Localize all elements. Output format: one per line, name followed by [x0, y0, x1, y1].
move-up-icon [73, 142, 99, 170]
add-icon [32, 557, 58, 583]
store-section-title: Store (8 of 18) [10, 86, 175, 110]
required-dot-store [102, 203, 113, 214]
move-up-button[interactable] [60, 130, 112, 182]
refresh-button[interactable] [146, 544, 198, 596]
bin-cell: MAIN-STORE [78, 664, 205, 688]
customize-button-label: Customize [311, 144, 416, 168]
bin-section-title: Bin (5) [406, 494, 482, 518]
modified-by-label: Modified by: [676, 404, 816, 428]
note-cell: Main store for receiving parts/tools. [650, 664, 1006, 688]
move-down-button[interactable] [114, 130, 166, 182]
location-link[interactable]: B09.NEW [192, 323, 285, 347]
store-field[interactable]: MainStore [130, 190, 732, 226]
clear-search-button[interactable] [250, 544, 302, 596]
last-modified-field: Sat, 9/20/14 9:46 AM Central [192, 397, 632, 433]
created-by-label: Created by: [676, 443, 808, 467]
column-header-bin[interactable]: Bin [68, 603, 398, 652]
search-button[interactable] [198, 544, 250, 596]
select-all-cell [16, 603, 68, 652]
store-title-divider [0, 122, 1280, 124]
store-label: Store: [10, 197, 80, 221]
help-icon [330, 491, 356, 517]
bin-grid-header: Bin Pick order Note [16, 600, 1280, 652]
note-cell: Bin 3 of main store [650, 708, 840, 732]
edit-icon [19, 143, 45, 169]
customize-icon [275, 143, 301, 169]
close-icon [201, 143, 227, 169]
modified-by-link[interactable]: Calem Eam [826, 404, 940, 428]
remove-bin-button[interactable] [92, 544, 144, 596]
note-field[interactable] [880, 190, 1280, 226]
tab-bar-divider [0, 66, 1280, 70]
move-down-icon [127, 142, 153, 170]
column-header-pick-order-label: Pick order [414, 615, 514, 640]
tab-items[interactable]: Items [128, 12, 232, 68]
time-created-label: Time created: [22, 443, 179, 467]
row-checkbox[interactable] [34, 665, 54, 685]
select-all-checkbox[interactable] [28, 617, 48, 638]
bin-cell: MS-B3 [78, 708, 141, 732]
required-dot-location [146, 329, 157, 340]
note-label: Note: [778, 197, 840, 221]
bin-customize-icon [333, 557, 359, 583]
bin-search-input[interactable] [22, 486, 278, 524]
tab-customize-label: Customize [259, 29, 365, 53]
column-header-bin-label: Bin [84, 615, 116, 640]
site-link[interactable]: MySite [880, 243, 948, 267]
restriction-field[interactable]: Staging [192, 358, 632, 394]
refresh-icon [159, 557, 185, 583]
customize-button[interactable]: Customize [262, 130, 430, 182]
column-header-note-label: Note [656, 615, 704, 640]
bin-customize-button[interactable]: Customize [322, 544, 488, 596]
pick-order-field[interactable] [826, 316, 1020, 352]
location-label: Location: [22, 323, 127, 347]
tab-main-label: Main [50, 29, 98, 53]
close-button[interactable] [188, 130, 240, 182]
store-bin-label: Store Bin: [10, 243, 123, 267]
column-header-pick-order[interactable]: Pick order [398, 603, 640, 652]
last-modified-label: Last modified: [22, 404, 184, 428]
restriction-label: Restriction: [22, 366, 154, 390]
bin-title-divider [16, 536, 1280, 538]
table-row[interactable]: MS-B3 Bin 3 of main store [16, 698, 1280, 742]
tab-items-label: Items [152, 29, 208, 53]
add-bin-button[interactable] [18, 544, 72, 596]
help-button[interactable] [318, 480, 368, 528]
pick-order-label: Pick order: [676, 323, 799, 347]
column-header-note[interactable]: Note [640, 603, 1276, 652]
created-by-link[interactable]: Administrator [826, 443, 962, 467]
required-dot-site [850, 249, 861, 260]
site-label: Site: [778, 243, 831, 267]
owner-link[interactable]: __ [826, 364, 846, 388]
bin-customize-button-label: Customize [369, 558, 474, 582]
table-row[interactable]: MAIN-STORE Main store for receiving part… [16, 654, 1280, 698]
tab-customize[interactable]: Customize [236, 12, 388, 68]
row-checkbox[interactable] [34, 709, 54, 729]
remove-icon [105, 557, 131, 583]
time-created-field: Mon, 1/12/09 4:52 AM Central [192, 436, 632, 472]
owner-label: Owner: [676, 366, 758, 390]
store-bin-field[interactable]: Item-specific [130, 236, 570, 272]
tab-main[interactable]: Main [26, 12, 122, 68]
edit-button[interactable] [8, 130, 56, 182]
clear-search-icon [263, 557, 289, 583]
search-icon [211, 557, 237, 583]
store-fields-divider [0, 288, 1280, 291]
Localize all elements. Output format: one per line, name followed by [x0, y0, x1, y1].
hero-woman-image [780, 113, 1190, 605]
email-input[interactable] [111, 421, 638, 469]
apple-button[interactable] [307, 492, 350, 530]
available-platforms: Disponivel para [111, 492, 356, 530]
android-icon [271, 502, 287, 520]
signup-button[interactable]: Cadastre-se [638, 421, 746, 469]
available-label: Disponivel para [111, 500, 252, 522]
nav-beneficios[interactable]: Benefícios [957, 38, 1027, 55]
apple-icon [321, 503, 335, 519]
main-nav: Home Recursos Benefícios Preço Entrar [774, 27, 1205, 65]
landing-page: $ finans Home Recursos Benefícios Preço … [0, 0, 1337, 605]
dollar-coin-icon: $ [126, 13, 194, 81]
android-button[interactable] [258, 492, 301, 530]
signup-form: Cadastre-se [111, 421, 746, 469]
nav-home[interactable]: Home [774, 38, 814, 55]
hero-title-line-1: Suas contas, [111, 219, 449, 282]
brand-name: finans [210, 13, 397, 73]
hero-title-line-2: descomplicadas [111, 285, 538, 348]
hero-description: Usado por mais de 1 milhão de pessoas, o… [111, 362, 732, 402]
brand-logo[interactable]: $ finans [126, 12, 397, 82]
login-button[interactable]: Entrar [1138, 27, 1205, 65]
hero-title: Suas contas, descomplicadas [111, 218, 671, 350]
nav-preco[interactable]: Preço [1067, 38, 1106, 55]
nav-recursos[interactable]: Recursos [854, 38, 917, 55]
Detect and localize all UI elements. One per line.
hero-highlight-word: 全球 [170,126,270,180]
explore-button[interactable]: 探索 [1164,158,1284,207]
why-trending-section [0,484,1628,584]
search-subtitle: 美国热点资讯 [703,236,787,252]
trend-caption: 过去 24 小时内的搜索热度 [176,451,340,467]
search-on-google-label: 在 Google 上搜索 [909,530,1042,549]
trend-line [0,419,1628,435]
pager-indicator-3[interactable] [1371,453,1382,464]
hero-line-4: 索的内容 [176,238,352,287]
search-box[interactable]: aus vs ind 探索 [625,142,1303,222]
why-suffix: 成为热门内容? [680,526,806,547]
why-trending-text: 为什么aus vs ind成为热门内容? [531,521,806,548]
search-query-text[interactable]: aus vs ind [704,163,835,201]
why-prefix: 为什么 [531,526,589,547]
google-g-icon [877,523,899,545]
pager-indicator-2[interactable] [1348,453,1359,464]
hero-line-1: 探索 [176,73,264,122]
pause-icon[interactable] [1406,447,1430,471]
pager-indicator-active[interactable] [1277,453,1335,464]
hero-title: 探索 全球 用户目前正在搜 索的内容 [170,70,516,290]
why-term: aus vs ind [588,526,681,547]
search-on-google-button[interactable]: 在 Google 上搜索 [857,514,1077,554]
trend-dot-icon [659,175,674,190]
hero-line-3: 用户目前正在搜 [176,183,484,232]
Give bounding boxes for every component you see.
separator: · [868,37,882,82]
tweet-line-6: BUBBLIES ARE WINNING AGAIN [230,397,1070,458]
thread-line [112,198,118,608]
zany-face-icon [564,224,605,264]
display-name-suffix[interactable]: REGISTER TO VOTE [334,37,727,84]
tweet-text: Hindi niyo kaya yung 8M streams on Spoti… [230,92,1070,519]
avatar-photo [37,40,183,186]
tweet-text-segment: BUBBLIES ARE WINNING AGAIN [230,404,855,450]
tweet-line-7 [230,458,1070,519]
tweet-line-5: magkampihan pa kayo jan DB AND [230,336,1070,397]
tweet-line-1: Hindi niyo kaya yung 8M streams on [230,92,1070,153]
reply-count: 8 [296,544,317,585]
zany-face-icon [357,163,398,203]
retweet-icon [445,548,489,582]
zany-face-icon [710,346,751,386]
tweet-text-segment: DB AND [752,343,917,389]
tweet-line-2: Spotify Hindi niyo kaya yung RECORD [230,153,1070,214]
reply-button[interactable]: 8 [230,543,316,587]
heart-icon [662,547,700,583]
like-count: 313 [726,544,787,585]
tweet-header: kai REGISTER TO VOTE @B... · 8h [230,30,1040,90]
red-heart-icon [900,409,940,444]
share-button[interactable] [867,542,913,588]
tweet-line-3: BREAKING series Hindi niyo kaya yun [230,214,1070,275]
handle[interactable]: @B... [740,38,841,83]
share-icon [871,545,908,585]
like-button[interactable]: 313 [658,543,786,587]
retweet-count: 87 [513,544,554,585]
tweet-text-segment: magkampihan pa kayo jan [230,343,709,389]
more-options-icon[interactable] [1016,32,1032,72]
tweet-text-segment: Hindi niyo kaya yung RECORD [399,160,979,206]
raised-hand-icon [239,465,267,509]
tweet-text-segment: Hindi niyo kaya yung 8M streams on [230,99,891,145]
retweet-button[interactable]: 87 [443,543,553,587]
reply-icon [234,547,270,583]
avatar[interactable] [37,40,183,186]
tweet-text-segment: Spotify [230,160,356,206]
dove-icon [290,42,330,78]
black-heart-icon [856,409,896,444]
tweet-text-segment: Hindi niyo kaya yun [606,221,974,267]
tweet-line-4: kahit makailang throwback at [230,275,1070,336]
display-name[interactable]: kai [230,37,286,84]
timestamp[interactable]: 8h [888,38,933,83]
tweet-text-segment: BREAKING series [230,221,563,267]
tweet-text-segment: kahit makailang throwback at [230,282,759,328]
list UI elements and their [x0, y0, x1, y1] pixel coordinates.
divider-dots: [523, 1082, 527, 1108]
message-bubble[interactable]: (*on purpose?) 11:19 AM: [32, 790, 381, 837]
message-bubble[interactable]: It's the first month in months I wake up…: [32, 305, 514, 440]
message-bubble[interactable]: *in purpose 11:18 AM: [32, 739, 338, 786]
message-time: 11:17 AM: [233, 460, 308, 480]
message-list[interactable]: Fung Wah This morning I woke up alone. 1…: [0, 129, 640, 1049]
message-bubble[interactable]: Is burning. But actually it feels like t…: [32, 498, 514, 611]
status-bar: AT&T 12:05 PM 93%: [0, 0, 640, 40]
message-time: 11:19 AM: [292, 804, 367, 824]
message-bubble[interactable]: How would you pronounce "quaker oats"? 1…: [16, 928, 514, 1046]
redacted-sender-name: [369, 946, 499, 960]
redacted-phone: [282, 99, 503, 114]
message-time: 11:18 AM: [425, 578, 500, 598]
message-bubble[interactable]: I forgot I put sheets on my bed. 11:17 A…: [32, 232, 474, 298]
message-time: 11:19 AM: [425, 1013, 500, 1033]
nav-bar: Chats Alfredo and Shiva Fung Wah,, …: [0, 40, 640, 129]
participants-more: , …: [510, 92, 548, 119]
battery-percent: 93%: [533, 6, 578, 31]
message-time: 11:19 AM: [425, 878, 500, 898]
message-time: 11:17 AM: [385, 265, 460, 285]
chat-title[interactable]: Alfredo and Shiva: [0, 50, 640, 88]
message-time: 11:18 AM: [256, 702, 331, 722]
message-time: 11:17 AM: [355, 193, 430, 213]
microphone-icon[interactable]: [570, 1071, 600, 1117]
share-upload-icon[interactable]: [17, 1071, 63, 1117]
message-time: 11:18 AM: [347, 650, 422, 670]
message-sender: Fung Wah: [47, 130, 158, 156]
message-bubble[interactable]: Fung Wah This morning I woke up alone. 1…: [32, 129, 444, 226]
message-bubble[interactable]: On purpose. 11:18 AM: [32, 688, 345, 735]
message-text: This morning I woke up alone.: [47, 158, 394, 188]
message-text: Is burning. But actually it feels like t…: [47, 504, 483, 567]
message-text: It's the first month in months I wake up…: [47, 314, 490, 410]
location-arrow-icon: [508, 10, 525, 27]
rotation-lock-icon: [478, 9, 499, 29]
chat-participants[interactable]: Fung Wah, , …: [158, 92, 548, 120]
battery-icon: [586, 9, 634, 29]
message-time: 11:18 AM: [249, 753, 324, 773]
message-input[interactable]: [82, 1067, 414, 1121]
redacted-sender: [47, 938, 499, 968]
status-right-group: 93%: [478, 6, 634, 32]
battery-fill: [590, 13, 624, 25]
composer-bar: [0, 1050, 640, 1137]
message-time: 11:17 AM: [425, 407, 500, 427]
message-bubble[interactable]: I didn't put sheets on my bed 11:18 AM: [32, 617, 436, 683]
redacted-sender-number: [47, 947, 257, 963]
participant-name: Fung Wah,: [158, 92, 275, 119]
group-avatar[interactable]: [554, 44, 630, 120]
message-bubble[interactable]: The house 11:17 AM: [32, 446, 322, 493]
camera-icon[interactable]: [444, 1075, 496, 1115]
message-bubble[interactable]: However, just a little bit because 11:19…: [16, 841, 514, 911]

== == ==

■ TASK STATEMENT ■
Convert the records, from the first line through the line containing "move-up-button[interactable] [60, 130, 112, 182]", into a JSON list of strings with one string per line. Omit any blank lines.

■ SOLUTION TO THIS PROBLEM ■
[
  "Localize all elements. Output format: one per line, name followed by [x0, y0, x1, y1].",
  "move-up-icon [73, 142, 99, 170]",
  "add-icon [32, 557, 58, 583]",
  "store-section-title: Store (8 of 18) [10, 86, 175, 110]",
  "required-dot-store [102, 203, 113, 214]",
  "move-up-button[interactable] [60, 130, 112, 182]"
]